**Short task:** Beginning with the line that contains "What's the underlying", extract each line through the end of the listing below, with no additions or omissions.

(Items from a dataset)
● ● ● ● ●
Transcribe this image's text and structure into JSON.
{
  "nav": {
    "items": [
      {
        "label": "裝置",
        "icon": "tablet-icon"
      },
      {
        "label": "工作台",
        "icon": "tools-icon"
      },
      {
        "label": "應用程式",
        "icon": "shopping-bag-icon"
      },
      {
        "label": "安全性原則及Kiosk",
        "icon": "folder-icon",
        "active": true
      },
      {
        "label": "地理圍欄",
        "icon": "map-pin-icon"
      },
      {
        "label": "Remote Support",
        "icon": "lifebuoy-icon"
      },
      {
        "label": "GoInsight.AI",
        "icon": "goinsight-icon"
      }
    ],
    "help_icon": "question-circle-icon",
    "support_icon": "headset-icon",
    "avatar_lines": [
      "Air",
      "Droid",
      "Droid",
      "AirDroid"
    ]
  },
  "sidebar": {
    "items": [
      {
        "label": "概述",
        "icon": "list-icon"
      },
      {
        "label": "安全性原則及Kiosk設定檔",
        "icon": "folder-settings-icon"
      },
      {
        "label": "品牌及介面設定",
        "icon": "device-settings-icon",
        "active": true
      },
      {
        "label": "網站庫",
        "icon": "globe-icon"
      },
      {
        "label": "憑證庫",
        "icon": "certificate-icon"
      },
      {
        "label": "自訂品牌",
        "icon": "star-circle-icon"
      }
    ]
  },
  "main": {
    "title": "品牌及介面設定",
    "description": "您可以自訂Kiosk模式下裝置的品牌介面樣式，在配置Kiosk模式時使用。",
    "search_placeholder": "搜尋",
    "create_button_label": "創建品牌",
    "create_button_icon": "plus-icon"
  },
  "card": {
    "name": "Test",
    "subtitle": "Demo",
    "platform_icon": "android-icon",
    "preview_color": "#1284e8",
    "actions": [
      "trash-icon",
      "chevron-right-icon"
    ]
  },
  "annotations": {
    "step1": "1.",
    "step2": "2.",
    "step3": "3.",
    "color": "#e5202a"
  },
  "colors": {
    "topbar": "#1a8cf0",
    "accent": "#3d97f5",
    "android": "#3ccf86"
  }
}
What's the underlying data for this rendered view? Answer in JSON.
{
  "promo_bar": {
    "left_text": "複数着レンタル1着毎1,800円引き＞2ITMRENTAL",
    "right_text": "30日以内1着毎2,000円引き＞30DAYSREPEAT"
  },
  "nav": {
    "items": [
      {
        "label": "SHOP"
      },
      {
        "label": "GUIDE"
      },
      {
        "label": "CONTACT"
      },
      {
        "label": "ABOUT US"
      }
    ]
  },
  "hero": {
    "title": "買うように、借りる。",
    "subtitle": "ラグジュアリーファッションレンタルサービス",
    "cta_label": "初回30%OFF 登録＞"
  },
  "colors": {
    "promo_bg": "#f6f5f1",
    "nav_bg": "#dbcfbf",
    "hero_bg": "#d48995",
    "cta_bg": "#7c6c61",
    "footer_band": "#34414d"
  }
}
● ● ● ● ●
**The reply:**
What's the underlying data for this rendered view? Answer in JSON.
{
  "promo_bar": {
    "left_text": "複数着レンタル1着毎1,800円引き＞2ITMRENTAL",
    "right_text": "30日以内1着毎2,000円引き＞30DAYSREPEAT"
  },
  "nav": {
    "items": [
      {
        "label": "SHOP"
      },
      {
        "label": "GUIDE"
      },
      {
        "label": "CONTACT"
      },
      {
        "label": "ABOUT US"
      }
    ]
  },
  "hero": {
    "title": "買うように、借りる。",
    "subtitle": "ラグジュアリーファッションレンタルサービス",
    "cta_label": "初回30%OFF 登録＞"
  },
  "colors": {
    "promo_bg": "#f6f5f1",
    "nav_bg": "#dbcfbf",
    "hero_bg": "#d48995",
    "cta_bg": "#7c6c61",
    "footer_band": "#34414d"
  }
}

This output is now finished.